--- START OF Record excerpts ---

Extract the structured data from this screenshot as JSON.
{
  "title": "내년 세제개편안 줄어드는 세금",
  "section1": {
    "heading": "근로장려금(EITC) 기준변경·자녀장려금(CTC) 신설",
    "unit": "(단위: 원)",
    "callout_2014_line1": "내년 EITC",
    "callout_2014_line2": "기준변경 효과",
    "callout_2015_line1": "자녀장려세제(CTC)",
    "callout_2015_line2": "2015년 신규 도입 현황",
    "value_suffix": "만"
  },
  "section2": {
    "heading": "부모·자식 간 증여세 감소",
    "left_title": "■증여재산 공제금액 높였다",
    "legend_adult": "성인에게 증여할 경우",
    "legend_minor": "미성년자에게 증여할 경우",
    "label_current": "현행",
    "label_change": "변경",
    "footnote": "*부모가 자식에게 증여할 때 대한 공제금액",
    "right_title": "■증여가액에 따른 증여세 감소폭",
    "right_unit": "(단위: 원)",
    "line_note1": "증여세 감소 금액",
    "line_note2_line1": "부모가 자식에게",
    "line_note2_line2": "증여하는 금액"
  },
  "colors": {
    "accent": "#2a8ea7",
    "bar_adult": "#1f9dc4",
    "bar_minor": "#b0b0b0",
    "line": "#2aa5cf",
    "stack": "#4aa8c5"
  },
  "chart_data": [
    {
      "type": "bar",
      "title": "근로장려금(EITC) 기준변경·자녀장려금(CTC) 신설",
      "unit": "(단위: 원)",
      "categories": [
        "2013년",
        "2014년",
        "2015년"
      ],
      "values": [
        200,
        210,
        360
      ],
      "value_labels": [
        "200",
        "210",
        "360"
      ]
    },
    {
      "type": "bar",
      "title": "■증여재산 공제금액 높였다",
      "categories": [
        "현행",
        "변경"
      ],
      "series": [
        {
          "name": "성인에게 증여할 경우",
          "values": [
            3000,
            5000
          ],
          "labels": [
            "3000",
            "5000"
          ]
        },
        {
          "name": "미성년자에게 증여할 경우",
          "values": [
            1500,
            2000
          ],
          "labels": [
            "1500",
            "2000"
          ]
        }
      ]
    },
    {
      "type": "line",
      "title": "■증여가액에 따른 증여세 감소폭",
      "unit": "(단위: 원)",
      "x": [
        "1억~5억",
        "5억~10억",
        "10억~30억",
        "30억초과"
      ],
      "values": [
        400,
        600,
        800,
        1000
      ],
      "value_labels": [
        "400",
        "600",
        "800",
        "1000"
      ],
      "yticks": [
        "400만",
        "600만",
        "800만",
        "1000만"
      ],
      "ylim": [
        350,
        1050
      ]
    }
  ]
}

--- END OF Record excerpts ---

- Aim:
Give all the records again. Match them exactly.

- Output:
Extract the structured data from this screenshot as JSON.
{
  "title": "내년 세제개편안 줄어드는 세금",
  "section1": {
    "heading": "근로장려금(EITC) 기준변경·자녀장려금(CTC) 신설",
    "unit": "(단위: 원)",
    "callout_2014_line1": "내년 EITC",
    "callout_2014_line2": "기준변경 효과",
    "callout_2015_line1": "자녀장려세제(CTC)",
    "callout_2015_line2": "2015년 신규 도입 현황",
    "value_suffix": "만"
  },
  "section2": {
    "heading": "부모·자식 간 증여세 감소",
    "left_title": "■증여재산 공제금액 높였다",
    "legend_adult": "성인에게 증여할 경우",
    "legend_minor": "미성년자에게 증여할 경우",
    "label_current": "현행",
    "label_change": "변경",
    "footnote": "*부모가 자식에게 증여할 때 대한 공제금액",
    "right_title": "■증여가액에 따른 증여세 감소폭",
    "right_unit": "(단위: 원)",
    "line_note1": "증여세 감소 금액",
    "line_note2_line1": "부모가 자식에게",
    "line_note2_line2": "증여하는 금액"
  },
  "colors": {
    "accent": "#2a8ea7",
    "bar_adult": "#1f9dc4",
    "bar_minor": "#b0b0b0",
    "line": "#2aa5cf",
    "stack": "#4aa8c5"
  },
  "chart_data": [
    {
      "type": "bar",
      "title": "근로장려금(EITC) 기준변경·자녀장려금(CTC) 신설",
      "unit": "(단위: 원)",
      "categories": [
        "2013년",
        "2014년",
        "2015년"
      ],
      "values": [
        200,
        210,
        360
      ],
      "value_labels": [
        "200",
        "210",
        "360"
      ]
    },
    {
      "type": "bar",
      "title": "■증여재산 공제금액 높였다",
      "categories": [
        "현행",
        "변경"
      ],
      "series": [
        {
          "name": "성인에게 증여할 경우",
          "values": [
            3000,
            5000
          ],
          "labels": [
            "3000",
            "5000"
          ]
        },
        {
          "name": "미성년자에게 증여할 경우",
          "values": [
            1500,
            2000
          ],
          "labels": [
            "1500",
            "2000"
          ]
        }
      ]
    },
    {
      "type": "line",
      "title": "■증여가액에 따른 증여세 감소폭",
      "unit": "(단위: 원)",
      "x": [
        "1억~5억",
        "5억~10억",
        "10억~30억",
        "30억초과"
      ],
      "values": [
        400,
        600,
        800,
        1000
      ],
      "value_labels": [
        "400",
        "600",
        "800",
        "1000"
      ],
      "yticks": [
        "400만",
        "600만",
        "800만",
        "1000만"
      ],
      "ylim": [
        350,
        1050
      ]
    }
  ]
}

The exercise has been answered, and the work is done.